[Items from a dataset]
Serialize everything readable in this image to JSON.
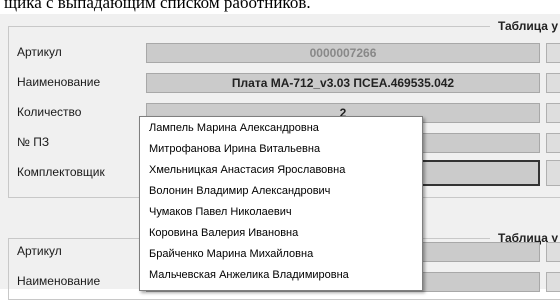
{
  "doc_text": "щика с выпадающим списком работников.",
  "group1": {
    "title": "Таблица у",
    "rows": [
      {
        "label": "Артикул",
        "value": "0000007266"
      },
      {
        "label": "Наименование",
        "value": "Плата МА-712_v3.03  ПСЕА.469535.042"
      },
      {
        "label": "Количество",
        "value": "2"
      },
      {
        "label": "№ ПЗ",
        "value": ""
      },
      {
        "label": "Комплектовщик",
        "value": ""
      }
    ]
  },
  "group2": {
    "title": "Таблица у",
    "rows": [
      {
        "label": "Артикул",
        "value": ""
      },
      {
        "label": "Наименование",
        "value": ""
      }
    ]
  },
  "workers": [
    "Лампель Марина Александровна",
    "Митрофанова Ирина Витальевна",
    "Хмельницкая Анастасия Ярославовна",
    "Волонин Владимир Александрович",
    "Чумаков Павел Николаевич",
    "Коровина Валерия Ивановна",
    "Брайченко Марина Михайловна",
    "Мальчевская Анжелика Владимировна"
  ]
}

» TASK STATEMENT:
Set down all the entries exactly as they appear, but skip any pictures.

» RESPONSE TO THE TASK:
Serialize everything readable in this image to JSON.
{
  "doc_text": "щика с выпадающим списком работников.",
  "group1": {
    "title": "Таблица у",
    "rows": [
      {
        "label": "Артикул",
        "value": "0000007266"
      },
      {
        "label": "Наименование",
        "value": "Плата МА-712_v3.03  ПСЕА.469535.042"
      },
      {
        "label": "Количество",
        "value": "2"
      },
      {
        "label": "№ ПЗ",
        "value": ""
      },
      {
        "label": "Комплектовщик",
        "value": ""
      }
    ]
  },
  "group2": {
    "title": "Таблица у",
    "rows": [
      {
        "label": "Артикул",
        "value": ""
      },
      {
        "label": "Наименование",
        "value": ""
      }
    ]
  },
  "workers": [
    "Лампель Марина Александровна",
    "Митрофанова Ирина Витальевна",
    "Хмельницкая Анастасия Ярославовна",
    "Волонин Владимир Александрович",
    "Чумаков Павел Николаевич",
    "Коровина Валерия Ивановна",
    "Брайченко Марина Михайловна",
    "Мальчевская Анжелика Владимировна"
  ]
}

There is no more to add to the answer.